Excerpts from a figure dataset
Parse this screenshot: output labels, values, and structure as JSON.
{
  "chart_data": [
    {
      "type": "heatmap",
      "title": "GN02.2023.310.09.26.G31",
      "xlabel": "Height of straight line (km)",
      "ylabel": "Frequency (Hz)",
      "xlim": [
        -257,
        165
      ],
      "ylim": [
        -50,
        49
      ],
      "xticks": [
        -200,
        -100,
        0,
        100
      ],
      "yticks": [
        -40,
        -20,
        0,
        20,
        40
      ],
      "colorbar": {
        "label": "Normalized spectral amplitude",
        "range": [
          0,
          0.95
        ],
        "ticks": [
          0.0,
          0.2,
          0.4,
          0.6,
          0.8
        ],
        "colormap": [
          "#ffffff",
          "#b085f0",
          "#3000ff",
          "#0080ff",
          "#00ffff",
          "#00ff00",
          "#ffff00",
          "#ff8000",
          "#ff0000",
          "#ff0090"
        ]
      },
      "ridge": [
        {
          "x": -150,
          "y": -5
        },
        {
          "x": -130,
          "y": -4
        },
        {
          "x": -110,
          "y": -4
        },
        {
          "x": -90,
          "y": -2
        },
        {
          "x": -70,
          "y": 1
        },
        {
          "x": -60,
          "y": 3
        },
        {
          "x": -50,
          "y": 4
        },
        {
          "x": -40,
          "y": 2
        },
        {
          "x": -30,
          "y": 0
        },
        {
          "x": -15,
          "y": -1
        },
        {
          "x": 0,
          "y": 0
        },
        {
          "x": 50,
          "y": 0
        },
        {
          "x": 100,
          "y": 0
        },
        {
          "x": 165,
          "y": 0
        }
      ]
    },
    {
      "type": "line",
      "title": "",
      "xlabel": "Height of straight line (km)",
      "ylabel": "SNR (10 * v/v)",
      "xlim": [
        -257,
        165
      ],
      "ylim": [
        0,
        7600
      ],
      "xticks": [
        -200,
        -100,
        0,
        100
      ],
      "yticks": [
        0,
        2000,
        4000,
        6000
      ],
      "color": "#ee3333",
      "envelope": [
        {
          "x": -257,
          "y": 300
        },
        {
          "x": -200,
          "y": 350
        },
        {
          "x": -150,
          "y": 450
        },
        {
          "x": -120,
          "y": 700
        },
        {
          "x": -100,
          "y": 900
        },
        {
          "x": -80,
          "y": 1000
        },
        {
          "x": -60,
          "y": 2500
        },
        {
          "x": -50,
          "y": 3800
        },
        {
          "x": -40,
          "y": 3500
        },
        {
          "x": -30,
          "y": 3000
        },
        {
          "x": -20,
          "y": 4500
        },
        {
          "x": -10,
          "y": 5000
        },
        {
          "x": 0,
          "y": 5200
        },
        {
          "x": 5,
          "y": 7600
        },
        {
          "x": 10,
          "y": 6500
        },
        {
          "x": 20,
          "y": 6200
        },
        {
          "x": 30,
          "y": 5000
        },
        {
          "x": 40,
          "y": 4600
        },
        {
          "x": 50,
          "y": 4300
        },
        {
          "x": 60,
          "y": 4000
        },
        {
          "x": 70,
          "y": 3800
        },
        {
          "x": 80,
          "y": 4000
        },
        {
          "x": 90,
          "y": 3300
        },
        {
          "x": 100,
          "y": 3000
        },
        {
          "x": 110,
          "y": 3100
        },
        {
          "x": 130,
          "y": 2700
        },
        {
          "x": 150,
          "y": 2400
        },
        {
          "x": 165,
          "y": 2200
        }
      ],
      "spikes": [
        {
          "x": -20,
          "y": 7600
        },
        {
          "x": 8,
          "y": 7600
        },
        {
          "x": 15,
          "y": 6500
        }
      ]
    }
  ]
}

**To do:**
Say how many lines of the data include the word "ylabel". Respond with the number alone.

**Complete output:**
2